• _TASK INPUT_
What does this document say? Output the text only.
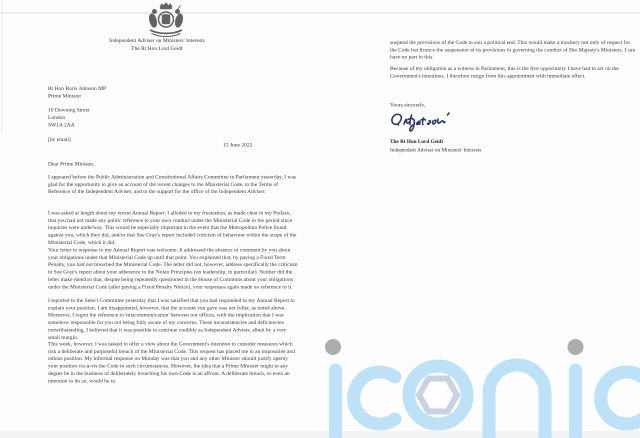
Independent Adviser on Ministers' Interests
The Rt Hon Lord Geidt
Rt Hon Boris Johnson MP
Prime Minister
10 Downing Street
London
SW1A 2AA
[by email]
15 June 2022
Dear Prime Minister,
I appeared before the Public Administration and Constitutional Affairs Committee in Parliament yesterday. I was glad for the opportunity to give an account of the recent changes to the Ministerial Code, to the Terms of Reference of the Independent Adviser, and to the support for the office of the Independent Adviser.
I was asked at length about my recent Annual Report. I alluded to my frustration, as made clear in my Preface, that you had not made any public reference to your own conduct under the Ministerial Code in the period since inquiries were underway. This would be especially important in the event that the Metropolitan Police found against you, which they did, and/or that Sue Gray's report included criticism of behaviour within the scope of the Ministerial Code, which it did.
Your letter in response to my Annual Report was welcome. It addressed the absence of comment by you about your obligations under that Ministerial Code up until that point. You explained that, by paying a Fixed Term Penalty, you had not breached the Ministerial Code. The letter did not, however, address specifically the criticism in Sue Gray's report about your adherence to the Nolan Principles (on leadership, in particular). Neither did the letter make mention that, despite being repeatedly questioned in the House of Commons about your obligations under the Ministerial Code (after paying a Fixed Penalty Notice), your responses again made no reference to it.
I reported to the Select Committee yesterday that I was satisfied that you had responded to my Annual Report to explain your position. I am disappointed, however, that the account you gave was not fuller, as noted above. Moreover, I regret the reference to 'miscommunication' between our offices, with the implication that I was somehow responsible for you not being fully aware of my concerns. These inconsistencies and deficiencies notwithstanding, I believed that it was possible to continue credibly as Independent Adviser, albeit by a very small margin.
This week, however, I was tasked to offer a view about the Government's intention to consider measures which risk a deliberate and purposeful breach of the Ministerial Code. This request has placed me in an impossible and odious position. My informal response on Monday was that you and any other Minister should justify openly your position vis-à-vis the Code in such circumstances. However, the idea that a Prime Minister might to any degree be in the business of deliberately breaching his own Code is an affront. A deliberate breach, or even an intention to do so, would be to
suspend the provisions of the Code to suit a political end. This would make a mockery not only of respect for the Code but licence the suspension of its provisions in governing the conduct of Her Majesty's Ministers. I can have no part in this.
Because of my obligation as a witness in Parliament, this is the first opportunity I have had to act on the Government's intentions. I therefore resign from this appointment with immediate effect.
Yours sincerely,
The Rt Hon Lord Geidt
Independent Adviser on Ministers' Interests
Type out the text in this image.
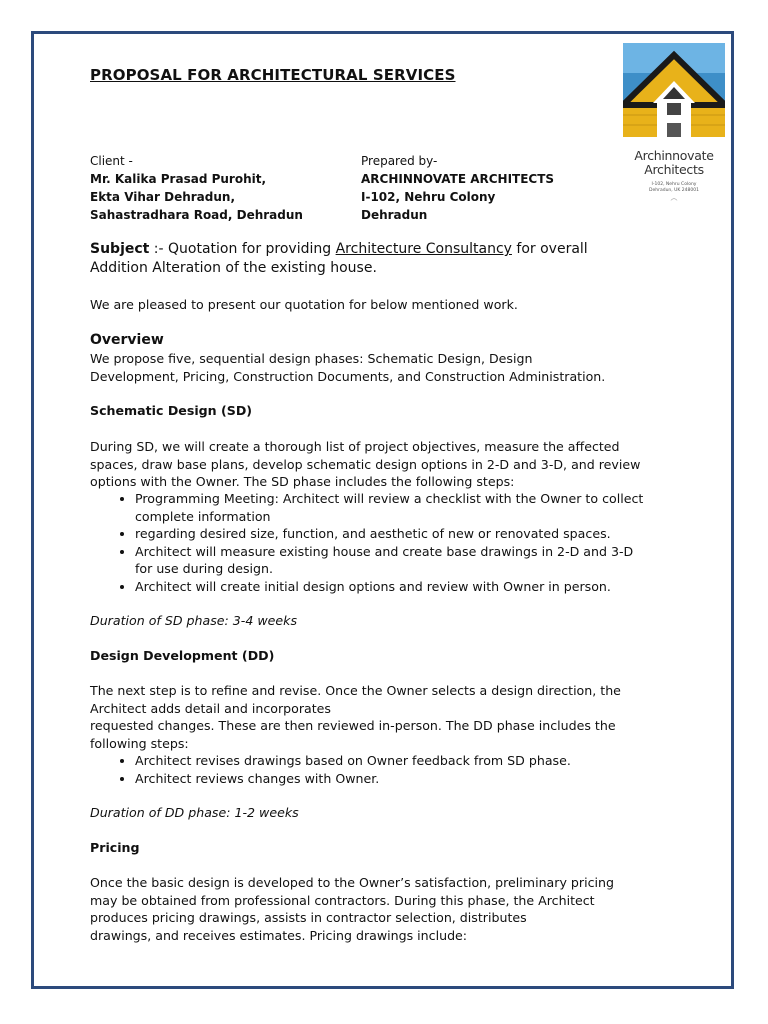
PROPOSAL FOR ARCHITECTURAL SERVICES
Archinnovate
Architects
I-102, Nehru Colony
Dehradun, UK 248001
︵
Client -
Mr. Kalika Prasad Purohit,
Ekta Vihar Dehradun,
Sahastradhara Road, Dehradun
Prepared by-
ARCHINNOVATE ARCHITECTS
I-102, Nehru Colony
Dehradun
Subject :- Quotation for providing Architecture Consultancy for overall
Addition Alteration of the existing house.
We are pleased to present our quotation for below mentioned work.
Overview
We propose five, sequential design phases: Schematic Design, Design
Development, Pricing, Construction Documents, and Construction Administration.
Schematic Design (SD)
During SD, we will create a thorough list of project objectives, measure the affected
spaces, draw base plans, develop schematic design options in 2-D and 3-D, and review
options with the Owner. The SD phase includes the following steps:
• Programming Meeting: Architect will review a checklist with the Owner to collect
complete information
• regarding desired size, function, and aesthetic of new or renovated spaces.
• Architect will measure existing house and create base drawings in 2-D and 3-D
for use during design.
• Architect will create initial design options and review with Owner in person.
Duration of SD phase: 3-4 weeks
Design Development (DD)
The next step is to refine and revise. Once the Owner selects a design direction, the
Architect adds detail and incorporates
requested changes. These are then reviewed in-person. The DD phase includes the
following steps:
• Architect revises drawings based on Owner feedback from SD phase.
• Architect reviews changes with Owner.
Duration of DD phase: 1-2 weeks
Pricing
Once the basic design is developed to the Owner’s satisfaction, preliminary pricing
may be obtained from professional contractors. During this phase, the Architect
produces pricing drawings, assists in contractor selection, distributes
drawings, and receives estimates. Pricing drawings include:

• _WHAT YOU HAVE TO DO_
Repeat the records word for word. Any picture in them should be left out.

• _TASK ANSWER_
What does this document say? Output the text only.
Independent Adviser on Ministers' Interests
The Rt Hon Lord Geidt
Rt Hon Boris Johnson MP
Prime Minister
10 Downing Street
London
SW1A 2AA
[by email]
15 June 2022
Dear Prime Minister,
I appeared before the Public Administration and Constitutional Affairs Committee in Parliament yesterday. I was glad for the opportunity to give an account of the recent changes to the Ministerial Code, to the Terms of Reference of the Independent Adviser, and to the support for the office of the Independent Adviser.
I was asked at length about my recent Annual Report. I alluded to my frustration, as made clear in my Preface, that you had not made any public reference to your own conduct under the Ministerial Code in the period since inquiries were underway. This would be especially important in the event that the Metropolitan Police found against you, which they did, and/or that Sue Gray's report included criticism of behaviour within the scope of the Ministerial Code, which it did.
Your letter in response to my Annual Report was welcome. It addressed the absence of comment by you about your obligations under that Ministerial Code up until that point. You explained that, by paying a Fixed Term Penalty, you had not breached the Ministerial Code. The letter did not, however, address specifically the criticism in Sue Gray's report about your adherence to the Nolan Principles (on leadership, in particular). Neither did the letter make mention that, despite being repeatedly questioned in the House of Commons about your obligations under the Ministerial Code (after paying a Fixed Penalty Notice), your responses again made no reference to it.
I reported to the Select Committee yesterday that I was satisfied that you had responded to my Annual Report to explain your position. I am disappointed, however, that the account you gave was not fuller, as noted above. Moreover, I regret the reference to 'miscommunication' between our offices, with the implication that I was somehow responsible for you not being fully aware of my concerns. These inconsistencies and deficiencies notwithstanding, I believed that it was possible to continue credibly as Independent Adviser, albeit by a very small margin.
This week, however, I was tasked to offer a view about the Government's intention to consider measures which risk a deliberate and purposeful breach of the Ministerial Code. This request has placed me in an impossible and odious position. My informal response on Monday was that you and any other Minister should justify openly your position vis-à-vis the Code in such circumstances. However, the idea that a Prime Minister might to any degree be in the business of deliberately breaching his own Code is an affront. A deliberate breach, or even an intention to do so, would be to
suspend the provisions of the Code to suit a political end. This would make a mockery not only of respect for the Code but licence the suspension of its provisions in governing the conduct of Her Majesty's Ministers. I can have no part in this.
Because of my obligation as a witness in Parliament, this is the first opportunity I have had to act on the Government's intentions. I therefore resign from this appointment with immediate effect.
Yours sincerely,
The Rt Hon Lord Geidt
Independent Adviser on Ministers' Interests
Type out the text in this image.
PROPOSAL FOR ARCHITECTURAL SERVICES
Archinnovate
Architects
I-102, Nehru Colony
Dehradun, UK 248001
︵
Client -
Mr. Kalika Prasad Purohit,
Ekta Vihar Dehradun,
Sahastradhara Road, Dehradun
Prepared by-
ARCHINNOVATE ARCHITECTS
I-102, Nehru Colony
Dehradun
Subject :- Quotation for providing Architecture Consultancy for overall
Addition Alteration of the existing house.
We are pleased to present our quotation for below mentioned work.
Overview
We propose five, sequential design phases: Schematic Design, Design
Development, Pricing, Construction Documents, and Construction Administration.
Schematic Design (SD)
During SD, we will create a thorough list of project objectives, measure the affected
spaces, draw base plans, develop schematic design options in 2-D and 3-D, and review
options with the Owner. The SD phase includes the following steps:
• Programming Meeting: Architect will review a checklist with the Owner to collect
complete information
• regarding desired size, function, and aesthetic of new or renovated spaces.
• Architect will measure existing house and create base drawings in 2-D and 3-D
for use during design.
• Architect will create initial design options and review with Owner in person.
Duration of SD phase: 3-4 weeks
Design Development (DD)
The next step is to refine and revise. Once the Owner selects a design direction, the
Architect adds detail and incorporates
requested changes. These are then reviewed in-person. The DD phase includes the
following steps:
• Architect revises drawings based on Owner feedback from SD phase.
• Architect reviews changes with Owner.
Duration of DD phase: 1-2 weeks
Pricing
Once the basic design is developed to the Owner’s satisfaction, preliminary pricing
may be obtained from professional contractors. During this phase, the Architect
produces pricing drawings, assists in contractor selection, distributes
drawings, and receives estimates. Pricing drawings include:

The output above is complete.